[Data for processing]
━━━━━━━━━━━━━━━━━━━━

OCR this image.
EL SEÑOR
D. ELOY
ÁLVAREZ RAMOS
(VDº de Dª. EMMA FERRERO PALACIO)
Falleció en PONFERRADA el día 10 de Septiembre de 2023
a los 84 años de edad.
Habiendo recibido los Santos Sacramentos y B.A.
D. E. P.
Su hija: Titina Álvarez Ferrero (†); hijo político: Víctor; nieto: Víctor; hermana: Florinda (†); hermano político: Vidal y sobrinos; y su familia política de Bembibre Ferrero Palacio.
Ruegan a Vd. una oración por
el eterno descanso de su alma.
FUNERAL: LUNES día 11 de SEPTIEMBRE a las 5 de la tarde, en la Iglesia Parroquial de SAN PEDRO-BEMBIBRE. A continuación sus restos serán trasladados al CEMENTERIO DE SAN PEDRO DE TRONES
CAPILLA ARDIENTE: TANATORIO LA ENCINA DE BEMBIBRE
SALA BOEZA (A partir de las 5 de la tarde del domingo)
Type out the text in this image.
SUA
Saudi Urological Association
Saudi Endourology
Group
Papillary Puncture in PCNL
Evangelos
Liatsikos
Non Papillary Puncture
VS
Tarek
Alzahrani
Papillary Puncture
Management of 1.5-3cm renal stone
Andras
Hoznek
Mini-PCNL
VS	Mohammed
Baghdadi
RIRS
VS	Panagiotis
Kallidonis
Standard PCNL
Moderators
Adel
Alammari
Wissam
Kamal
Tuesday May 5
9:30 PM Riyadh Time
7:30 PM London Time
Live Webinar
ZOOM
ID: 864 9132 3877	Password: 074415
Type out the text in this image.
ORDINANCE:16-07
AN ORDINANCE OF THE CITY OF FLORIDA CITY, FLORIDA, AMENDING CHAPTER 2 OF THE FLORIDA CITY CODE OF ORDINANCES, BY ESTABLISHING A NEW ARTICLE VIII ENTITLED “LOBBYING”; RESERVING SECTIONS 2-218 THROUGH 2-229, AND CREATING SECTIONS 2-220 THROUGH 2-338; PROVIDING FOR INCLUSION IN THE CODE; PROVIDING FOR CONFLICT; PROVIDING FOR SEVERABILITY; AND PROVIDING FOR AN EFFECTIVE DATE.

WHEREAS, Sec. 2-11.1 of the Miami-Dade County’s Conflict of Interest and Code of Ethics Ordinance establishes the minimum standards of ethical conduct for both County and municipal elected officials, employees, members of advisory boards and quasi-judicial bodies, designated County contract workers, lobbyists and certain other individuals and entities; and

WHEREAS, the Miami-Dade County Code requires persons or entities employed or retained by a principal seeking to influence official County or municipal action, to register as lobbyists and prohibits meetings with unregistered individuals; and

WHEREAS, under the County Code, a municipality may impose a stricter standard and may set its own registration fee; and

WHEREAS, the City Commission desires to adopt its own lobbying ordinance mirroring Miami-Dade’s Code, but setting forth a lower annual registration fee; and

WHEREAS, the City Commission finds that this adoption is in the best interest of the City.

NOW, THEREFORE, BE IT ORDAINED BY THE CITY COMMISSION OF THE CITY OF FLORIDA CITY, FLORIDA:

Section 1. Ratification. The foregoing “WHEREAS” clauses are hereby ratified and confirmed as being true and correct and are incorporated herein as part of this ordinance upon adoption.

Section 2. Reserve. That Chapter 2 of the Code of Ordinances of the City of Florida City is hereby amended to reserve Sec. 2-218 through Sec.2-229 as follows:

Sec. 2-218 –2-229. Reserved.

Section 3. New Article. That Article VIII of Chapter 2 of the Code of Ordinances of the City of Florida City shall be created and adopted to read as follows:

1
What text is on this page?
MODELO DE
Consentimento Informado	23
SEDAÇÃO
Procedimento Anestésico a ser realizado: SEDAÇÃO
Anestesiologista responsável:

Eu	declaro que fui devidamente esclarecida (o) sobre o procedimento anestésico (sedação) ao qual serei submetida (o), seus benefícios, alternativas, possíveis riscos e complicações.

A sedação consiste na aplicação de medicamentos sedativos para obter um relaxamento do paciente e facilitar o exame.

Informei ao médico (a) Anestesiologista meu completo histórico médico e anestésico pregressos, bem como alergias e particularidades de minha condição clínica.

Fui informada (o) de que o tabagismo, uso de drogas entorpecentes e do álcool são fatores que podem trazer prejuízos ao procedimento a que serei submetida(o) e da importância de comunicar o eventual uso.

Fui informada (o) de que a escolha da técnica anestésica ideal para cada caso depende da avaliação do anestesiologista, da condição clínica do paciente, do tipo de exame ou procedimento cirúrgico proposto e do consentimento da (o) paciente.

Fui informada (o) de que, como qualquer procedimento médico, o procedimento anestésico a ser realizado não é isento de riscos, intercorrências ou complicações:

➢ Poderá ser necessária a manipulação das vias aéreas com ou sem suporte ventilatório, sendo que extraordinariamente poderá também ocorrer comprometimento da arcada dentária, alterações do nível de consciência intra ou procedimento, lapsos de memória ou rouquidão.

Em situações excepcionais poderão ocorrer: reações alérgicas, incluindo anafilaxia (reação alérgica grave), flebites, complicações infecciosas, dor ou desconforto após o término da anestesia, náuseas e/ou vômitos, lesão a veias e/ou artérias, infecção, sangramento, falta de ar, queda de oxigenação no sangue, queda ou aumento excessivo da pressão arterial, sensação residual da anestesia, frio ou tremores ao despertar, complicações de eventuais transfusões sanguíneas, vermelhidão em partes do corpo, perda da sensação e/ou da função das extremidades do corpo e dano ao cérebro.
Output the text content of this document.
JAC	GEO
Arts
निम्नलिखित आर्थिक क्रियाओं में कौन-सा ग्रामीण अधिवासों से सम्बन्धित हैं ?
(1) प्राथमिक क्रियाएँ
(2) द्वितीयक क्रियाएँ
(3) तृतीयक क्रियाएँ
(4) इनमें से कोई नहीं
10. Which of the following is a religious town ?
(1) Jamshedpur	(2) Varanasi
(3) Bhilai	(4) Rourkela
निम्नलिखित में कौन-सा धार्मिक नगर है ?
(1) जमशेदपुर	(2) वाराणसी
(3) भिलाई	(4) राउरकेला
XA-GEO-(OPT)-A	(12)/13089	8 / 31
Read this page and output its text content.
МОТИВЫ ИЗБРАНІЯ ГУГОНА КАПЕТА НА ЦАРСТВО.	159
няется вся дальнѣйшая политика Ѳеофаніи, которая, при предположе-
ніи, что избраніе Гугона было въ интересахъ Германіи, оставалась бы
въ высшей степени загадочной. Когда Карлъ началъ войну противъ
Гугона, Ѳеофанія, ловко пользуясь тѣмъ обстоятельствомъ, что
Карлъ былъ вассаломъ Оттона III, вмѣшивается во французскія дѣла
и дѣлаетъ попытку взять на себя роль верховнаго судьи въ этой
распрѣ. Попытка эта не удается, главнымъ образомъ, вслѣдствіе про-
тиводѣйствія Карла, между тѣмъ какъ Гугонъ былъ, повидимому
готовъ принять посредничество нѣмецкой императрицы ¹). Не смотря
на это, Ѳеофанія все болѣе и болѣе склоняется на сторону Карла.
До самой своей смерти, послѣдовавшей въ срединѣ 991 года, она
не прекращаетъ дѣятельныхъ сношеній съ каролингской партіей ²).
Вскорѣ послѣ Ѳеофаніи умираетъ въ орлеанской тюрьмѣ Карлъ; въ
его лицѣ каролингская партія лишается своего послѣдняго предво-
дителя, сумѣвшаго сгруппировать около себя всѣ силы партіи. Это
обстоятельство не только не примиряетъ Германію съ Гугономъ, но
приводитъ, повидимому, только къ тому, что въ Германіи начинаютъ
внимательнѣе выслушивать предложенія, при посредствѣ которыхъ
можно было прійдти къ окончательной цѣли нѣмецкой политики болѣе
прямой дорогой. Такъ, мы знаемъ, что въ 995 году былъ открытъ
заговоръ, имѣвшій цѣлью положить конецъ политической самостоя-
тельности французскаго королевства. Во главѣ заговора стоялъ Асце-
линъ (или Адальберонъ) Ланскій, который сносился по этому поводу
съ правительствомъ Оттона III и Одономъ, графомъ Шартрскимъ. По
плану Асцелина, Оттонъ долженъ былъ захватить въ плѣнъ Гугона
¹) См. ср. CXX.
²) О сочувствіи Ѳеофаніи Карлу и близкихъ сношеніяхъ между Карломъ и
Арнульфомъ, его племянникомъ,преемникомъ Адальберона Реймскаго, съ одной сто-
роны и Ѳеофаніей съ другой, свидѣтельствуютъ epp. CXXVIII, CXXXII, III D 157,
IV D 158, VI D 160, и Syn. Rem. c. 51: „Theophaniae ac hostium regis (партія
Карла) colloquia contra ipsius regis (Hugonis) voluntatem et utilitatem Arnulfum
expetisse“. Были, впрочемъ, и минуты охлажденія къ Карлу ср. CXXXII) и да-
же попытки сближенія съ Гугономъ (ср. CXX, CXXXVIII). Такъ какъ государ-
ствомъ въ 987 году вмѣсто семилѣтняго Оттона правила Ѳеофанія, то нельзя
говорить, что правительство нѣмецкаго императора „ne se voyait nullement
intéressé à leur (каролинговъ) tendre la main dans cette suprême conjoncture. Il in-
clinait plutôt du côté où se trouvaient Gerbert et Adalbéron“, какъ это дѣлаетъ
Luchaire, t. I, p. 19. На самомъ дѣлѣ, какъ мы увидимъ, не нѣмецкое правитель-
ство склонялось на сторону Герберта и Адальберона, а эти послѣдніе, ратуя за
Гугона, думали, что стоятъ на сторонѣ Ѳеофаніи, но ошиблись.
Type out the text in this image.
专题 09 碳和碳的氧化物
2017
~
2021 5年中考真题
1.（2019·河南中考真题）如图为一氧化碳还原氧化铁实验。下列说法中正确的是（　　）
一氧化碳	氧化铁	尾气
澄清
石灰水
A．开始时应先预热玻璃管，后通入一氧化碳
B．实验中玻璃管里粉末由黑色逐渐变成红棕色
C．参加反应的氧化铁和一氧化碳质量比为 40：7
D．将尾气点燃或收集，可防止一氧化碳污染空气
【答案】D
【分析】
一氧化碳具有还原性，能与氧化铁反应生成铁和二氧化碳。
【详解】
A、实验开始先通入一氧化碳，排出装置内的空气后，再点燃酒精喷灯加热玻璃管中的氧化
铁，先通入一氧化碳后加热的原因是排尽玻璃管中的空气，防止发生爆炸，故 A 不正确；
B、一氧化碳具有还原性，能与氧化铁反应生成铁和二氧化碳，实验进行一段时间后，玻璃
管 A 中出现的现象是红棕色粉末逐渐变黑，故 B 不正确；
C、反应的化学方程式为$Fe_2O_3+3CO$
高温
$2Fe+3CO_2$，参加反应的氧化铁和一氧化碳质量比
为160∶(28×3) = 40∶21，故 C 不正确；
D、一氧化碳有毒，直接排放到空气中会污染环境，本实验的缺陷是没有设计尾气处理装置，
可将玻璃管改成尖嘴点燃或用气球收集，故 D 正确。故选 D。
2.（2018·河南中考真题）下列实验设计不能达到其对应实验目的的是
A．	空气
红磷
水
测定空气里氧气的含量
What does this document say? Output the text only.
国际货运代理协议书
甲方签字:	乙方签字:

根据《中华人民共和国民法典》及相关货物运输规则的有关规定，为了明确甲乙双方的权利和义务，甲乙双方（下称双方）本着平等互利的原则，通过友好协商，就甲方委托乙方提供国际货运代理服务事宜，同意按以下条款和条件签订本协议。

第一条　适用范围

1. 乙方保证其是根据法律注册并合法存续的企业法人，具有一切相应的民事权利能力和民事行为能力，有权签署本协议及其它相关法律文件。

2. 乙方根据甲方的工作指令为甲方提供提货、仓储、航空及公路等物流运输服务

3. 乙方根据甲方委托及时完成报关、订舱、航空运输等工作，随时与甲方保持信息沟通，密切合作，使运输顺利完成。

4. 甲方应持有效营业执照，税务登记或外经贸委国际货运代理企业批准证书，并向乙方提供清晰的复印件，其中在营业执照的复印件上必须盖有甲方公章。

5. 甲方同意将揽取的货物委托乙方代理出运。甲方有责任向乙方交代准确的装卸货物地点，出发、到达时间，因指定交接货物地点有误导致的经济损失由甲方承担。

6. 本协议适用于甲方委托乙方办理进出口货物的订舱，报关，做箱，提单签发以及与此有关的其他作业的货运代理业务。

━━━━━━━━━━━━━━━━━━━━

[Aim of the exercise] Each line in the listing above that contains "lobbyists" should be copied.

[Solved exercise]
WHEREAS, Sec. 2-11.1 of the Miami-Dade County’s Conflict of Interest and Code of Ethics Ordinance establishes the minimum standards of ethical conduct for both County and municipal elected officials, employees, members of advisory boards and quasi-judicial bodies, designated County contract workers, lobbyists and certain other individuals and entities; and
WHEREAS, the Miami-Dade County Code requires persons or entities employed or retained by a principal seeking to influence official County or municipal action, to register as lobbyists and prohibits meetings with unregistered individuals; and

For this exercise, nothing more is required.